• AVAILABLE DATA:
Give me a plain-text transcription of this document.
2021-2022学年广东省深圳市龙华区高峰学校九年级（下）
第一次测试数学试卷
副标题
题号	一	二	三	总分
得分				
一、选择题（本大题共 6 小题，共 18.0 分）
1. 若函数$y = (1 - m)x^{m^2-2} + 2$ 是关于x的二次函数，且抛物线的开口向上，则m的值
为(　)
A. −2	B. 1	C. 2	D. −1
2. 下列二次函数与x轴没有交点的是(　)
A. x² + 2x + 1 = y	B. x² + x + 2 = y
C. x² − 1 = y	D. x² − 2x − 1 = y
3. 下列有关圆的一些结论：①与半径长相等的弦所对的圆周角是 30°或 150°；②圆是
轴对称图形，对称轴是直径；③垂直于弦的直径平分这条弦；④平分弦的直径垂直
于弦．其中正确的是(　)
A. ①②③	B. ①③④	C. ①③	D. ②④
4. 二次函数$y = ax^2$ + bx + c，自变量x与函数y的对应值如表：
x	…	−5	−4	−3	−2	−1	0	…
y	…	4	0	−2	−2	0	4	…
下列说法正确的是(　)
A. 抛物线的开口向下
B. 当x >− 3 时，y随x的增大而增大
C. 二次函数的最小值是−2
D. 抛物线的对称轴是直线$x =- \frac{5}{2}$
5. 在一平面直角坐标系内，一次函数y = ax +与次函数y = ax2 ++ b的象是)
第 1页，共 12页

• TASK PROMPT:
Give every line of the material again, exactly as it reads.

• EXERCISE ANSWER:
Give me a plain-text transcription of this document.
2021-2022学年广东省深圳市龙华区高峰学校九年级（下）
第一次测试数学试卷
副标题
题号	一	二	三	总分
得分				
一、选择题（本大题共 6 小题，共 18.0 分）
1. 若函数$y = (1 - m)x^{m^2-2} + 2$ 是关于x的二次函数，且抛物线的开口向上，则m的值
为(　)
A. −2	B. 1	C. 2	D. −1
2. 下列二次函数与x轴没有交点的是(　)
A. x² + 2x + 1 = y	B. x² + x + 2 = y
C. x² − 1 = y	D. x² − 2x − 1 = y
3. 下列有关圆的一些结论：①与半径长相等的弦所对的圆周角是 30°或 150°；②圆是
轴对称图形，对称轴是直径；③垂直于弦的直径平分这条弦；④平分弦的直径垂直
于弦．其中正确的是(　)
A. ①②③	B. ①③④	C. ①③	D. ②④
4. 二次函数$y = ax^2$ + bx + c，自变量x与函数y的对应值如表：
x	…	−5	−4	−3	−2	−1	0	…
y	…	4	0	−2	−2	0	4	…
下列说法正确的是(　)
A. 抛物线的开口向下
B. 当x >− 3 时，y随x的增大而增大
C. 二次函数的最小值是−2
D. 抛物线的对称轴是直线$x =- \frac{5}{2}$
5. 在一平面直角坐标系内，一次函数y = ax +与次函数y = ax2 ++ b的象是)
第 1页，共 12页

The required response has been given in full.